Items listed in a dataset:
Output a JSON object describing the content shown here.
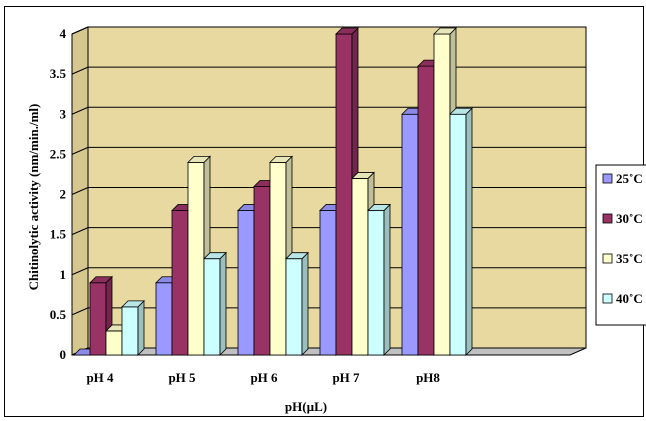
{
  "chart_data": {
    "type": "bar",
    "categories": [
      "pH 4",
      "pH 5",
      "pH 6",
      "pH 7",
      "pH8"
    ],
    "series": [
      {
        "name": "25˚C",
        "values": [
          0,
          0.9,
          1.8,
          1.8,
          3.0
        ],
        "color": "#9999ff"
      },
      {
        "name": "30˚C",
        "values": [
          0.9,
          1.8,
          2.1,
          4.0,
          3.6
        ],
        "color": "#993366"
      },
      {
        "name": "35˚C",
        "values": [
          0.3,
          2.4,
          2.4,
          2.2,
          4.0
        ],
        "color": "#ffffcc"
      },
      {
        "name": "40˚C",
        "values": [
          0.6,
          1.2,
          1.2,
          1.8,
          3.0
        ],
        "color": "#ccffff"
      }
    ],
    "y_ticks": [
      "0",
      "0.5",
      "1",
      "1.5",
      "2",
      "2.5",
      "3",
      "3.5",
      "4"
    ],
    "ylim": [
      0,
      4
    ],
    "xlabel": "pH(µL)",
    "ylabel": "Chitinolytic activity (nm/min./ml)",
    "grid": true,
    "legend_position": "right",
    "wall_color": "#e8d9a0"
  }
}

▶ **What is required**
Reproduce every line of the material precisely, omitting its pictures.

▶ **Final result**
Output a JSON object describing the content shown here.
{
  "chart_data": {
    "type": "bar",
    "categories": [
      "pH 4",
      "pH 5",
      "pH 6",
      "pH 7",
      "pH8"
    ],
    "series": [
      {
        "name": "25˚C",
        "values": [
          0,
          0.9,
          1.8,
          1.8,
          3.0
        ],
        "color": "#9999ff"
      },
      {
        "name": "30˚C",
        "values": [
          0.9,
          1.8,
          2.1,
          4.0,
          3.6
        ],
        "color": "#993366"
      },
      {
        "name": "35˚C",
        "values": [
          0.3,
          2.4,
          2.4,
          2.2,
          4.0
        ],
        "color": "#ffffcc"
      },
      {
        "name": "40˚C",
        "values": [
          0.6,
          1.2,
          1.2,
          1.8,
          3.0
        ],
        "color": "#ccffff"
      }
    ],
    "y_ticks": [
      "0",
      "0.5",
      "1",
      "1.5",
      "2",
      "2.5",
      "3",
      "3.5",
      "4"
    ],
    "ylim": [
      0,
      4
    ],
    "xlabel": "pH(µL)",
    "ylabel": "Chitinolytic activity (nm/min./ml)",
    "grid": true,
    "legend_position": "right",
    "wall_color": "#e8d9a0"
  }
}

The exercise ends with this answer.